» **Dataset records**:
start

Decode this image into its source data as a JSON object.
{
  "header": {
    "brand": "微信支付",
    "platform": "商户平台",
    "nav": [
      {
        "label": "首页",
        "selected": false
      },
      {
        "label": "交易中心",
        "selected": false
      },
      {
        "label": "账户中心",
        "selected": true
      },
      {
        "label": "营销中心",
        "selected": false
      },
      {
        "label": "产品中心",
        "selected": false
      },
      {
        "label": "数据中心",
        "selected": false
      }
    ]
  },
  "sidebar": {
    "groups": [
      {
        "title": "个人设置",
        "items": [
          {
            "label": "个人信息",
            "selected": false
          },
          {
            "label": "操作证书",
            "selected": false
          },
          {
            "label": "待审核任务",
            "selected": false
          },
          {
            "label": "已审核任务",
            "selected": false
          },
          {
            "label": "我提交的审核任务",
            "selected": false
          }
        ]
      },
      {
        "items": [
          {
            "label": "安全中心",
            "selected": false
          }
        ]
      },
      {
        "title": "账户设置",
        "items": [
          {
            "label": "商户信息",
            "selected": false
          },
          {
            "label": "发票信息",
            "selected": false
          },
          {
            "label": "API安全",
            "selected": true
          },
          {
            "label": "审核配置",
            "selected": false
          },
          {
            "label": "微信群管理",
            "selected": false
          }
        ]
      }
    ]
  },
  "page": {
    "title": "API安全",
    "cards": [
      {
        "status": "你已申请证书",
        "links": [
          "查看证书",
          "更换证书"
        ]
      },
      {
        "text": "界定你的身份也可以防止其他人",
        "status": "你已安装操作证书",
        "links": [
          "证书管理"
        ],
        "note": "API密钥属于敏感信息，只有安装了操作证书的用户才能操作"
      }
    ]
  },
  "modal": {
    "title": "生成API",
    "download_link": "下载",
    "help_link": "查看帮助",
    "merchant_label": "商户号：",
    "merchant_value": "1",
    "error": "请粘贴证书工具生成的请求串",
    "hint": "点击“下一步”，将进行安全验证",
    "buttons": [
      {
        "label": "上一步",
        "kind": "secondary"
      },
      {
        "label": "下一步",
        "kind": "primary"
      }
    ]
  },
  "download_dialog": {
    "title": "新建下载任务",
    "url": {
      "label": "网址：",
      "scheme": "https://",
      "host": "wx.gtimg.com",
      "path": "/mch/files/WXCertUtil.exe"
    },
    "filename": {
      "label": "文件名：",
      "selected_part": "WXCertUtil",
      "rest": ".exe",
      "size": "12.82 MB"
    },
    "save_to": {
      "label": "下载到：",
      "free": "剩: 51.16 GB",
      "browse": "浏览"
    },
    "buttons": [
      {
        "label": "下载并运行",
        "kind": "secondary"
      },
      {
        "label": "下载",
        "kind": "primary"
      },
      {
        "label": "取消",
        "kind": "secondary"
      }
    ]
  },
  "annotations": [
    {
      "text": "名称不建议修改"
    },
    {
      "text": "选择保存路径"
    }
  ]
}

end
start

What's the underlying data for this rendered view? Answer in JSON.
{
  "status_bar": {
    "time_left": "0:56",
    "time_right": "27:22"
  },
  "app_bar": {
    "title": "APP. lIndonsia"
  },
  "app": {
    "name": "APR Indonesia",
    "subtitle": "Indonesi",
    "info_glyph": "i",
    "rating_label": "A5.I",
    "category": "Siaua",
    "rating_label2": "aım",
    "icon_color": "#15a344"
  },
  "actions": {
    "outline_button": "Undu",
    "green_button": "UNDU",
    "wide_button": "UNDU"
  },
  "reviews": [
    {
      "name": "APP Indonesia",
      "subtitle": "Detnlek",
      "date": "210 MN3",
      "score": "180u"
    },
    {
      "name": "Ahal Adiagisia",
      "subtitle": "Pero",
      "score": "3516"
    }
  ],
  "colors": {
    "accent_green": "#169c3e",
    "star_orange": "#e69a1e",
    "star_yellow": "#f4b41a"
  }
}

end

» **Task prompt**: Copy out every line from the data above that has "this" in it.

» **Written answer**:
Decode this image into its source data as a JSON object.
What's the underlying data for this rendered view? Answer in JSON.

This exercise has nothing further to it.